[Task directions] The exercise asks for every line of the data to be reproduced exactly.

------------------------------------

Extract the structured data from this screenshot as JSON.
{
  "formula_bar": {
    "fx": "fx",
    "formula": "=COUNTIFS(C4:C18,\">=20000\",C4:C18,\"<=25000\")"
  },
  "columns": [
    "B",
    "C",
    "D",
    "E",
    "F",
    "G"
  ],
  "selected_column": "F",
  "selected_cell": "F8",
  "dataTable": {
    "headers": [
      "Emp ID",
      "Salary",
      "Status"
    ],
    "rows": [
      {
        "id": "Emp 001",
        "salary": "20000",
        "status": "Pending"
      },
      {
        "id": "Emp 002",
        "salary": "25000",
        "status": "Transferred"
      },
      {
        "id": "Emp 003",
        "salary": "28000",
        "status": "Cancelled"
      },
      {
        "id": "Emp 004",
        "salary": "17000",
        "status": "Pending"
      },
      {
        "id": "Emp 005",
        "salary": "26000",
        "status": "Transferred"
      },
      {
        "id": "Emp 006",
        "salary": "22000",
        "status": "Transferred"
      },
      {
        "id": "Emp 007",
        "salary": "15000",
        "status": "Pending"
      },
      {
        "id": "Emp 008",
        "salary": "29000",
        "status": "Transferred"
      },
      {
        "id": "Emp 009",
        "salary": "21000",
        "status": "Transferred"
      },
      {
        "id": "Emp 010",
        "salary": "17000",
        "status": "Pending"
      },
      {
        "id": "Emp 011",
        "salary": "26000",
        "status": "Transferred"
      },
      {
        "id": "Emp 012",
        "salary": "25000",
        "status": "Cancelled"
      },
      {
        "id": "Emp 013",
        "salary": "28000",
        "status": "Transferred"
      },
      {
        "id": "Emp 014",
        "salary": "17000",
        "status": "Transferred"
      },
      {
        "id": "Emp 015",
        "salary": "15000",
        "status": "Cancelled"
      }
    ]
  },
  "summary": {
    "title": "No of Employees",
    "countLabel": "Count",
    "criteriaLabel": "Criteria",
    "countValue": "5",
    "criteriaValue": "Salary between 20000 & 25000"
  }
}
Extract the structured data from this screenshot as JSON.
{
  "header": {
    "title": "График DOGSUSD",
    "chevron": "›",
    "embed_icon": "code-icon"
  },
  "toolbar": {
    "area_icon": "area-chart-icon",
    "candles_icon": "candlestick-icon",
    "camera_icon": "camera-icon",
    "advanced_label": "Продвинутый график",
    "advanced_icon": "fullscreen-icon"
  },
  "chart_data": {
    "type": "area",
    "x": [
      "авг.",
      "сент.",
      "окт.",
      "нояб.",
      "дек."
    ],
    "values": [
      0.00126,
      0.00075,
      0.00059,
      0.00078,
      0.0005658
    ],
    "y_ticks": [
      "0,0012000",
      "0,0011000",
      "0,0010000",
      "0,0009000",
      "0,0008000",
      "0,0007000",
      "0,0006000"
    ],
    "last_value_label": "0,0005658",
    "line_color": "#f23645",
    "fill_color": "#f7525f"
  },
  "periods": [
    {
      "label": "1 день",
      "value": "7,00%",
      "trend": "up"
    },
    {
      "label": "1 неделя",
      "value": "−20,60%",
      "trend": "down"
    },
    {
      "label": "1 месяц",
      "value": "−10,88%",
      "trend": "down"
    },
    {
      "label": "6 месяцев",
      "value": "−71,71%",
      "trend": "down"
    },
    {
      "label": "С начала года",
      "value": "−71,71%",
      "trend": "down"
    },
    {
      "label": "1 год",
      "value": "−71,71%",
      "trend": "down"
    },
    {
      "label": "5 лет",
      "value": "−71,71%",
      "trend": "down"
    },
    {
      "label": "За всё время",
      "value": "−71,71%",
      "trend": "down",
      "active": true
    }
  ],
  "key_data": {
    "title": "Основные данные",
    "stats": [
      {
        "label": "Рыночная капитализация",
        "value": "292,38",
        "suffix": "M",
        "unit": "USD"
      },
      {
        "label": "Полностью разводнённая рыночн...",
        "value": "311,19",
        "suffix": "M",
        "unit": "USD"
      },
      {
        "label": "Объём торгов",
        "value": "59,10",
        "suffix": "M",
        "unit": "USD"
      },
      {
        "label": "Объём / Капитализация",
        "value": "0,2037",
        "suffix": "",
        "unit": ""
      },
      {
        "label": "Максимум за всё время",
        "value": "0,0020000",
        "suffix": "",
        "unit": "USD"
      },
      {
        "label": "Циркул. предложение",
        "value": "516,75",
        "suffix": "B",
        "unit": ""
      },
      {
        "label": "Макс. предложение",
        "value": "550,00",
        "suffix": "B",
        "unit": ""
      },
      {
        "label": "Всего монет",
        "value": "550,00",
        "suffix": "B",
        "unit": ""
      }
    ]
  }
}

------------------------------------

[Correct response]
Extract the structured data from this screenshot as JSON.
{
  "formula_bar": {
    "fx": "fx",
    "formula": "=COUNTIFS(C4:C18,\">=20000\",C4:C18,\"<=25000\")"
  },
  "columns": [
    "B",
    "C",
    "D",
    "E",
    "F",
    "G"
  ],
  "selected_column": "F",
  "selected_cell": "F8",
  "dataTable": {
    "headers": [
      "Emp ID",
      "Salary",
      "Status"
    ],
    "rows": [
      {
        "id": "Emp 001",
        "salary": "20000",
        "status": "Pending"
      },
      {
        "id": "Emp 002",
        "salary": "25000",
        "status": "Transferred"
      },
      {
        "id": "Emp 003",
        "salary": "28000",
        "status": "Cancelled"
      },
      {
        "id": "Emp 004",
        "salary": "17000",
        "status": "Pending"
      },
      {
        "id": "Emp 005",
        "salary": "26000",
        "status": "Transferred"
      },
      {
        "id": "Emp 006",
        "salary": "22000",
        "status": "Transferred"
      },
      {
        "id": "Emp 007",
        "salary": "15000",
        "status": "Pending"
      },
      {
        "id": "Emp 008",
        "salary": "29000",
        "status": "Transferred"
      },
      {
        "id": "Emp 009",
        "salary": "21000",
        "status": "Transferred"
      },
      {
        "id": "Emp 010",
        "salary": "17000",
        "status": "Pending"
      },
      {
        "id": "Emp 011",
        "salary": "26000",
        "status": "Transferred"
      },
      {
        "id": "Emp 012",
        "salary": "25000",
        "status": "Cancelled"
      },
      {
        "id": "Emp 013",
        "salary": "28000",
        "status": "Transferred"
      },
      {
        "id": "Emp 014",
        "salary": "17000",
        "status": "Transferred"
      },
      {
        "id": "Emp 015",
        "salary": "15000",
        "status": "Cancelled"
      }
    ]
  },
  "summary": {
    "title": "No of Employees",
    "countLabel": "Count",
    "criteriaLabel": "Criteria",
    "countValue": "5",
    "criteriaValue": "Salary between 20000 & 25000"
  }
}
Extract the structured data from this screenshot as JSON.
{
  "header": {
    "title": "График DOGSUSD",
    "chevron": "›",
    "embed_icon": "code-icon"
  },
  "toolbar": {
    "area_icon": "area-chart-icon",
    "candles_icon": "candlestick-icon",
    "camera_icon": "camera-icon",
    "advanced_label": "Продвинутый график",
    "advanced_icon": "fullscreen-icon"
  },
  "chart_data": {
    "type": "area",
    "x": [
      "авг.",
      "сент.",
      "окт.",
      "нояб.",
      "дек."
    ],
    "values": [
      0.00126,
      0.00075,
      0.00059,
      0.00078,
      0.0005658
    ],
    "y_ticks": [
      "0,0012000",
      "0,0011000",
      "0,0010000",
      "0,0009000",
      "0,0008000",
      "0,0007000",
      "0,0006000"
    ],
    "last_value_label": "0,0005658",
    "line_color": "#f23645",
    "fill_color": "#f7525f"
  },
  "periods": [
    {
      "label": "1 день",
      "value": "7,00%",
      "trend": "up"
    },
    {
      "label": "1 неделя",
      "value": "−20,60%",
      "trend": "down"
    },
    {
      "label": "1 месяц",
      "value": "−10,88%",
      "trend": "down"
    },
    {
      "label": "6 месяцев",
      "value": "−71,71%",
      "trend": "down"
    },
    {
      "label": "С начала года",
      "value": "−71,71%",
      "trend": "down"
    },
    {
      "label": "1 год",
      "value": "−71,71%",
      "trend": "down"
    },
    {
      "label": "5 лет",
      "value": "−71,71%",
      "trend": "down"
    },
    {
      "label": "За всё время",
      "value": "−71,71%",
      "trend": "down",
      "active": true
    }
  ],
  "key_data": {
    "title": "Основные данные",
    "stats": [
      {
        "label": "Рыночная капитализация",
        "value": "292,38",
        "suffix": "M",
        "unit": "USD"
      },
      {
        "label": "Полностью разводнённая рыночн...",
        "value": "311,19",
        "suffix": "M",
        "unit": "USD"
      },
      {
        "label": "Объём торгов",
        "value": "59,10",
        "suffix": "M",
        "unit": "USD"
      },
      {
        "label": "Объём / Капитализация",
        "value": "0,2037",
        "suffix": "",
        "unit": ""
      },
      {
        "label": "Максимум за всё время",
        "value": "0,0020000",
        "suffix": "",
        "unit": "USD"
      },
      {
        "label": "Циркул. предложение",
        "value": "516,75",
        "suffix": "B",
        "unit": ""
      },
      {
        "label": "Макс. предложение",
        "value": "550,00",
        "suffix": "B",
        "unit": ""
      },
      {
        "label": "Всего монет",
        "value": "550,00",
        "suffix": "B",
        "unit": ""
      }
    ]
  }
}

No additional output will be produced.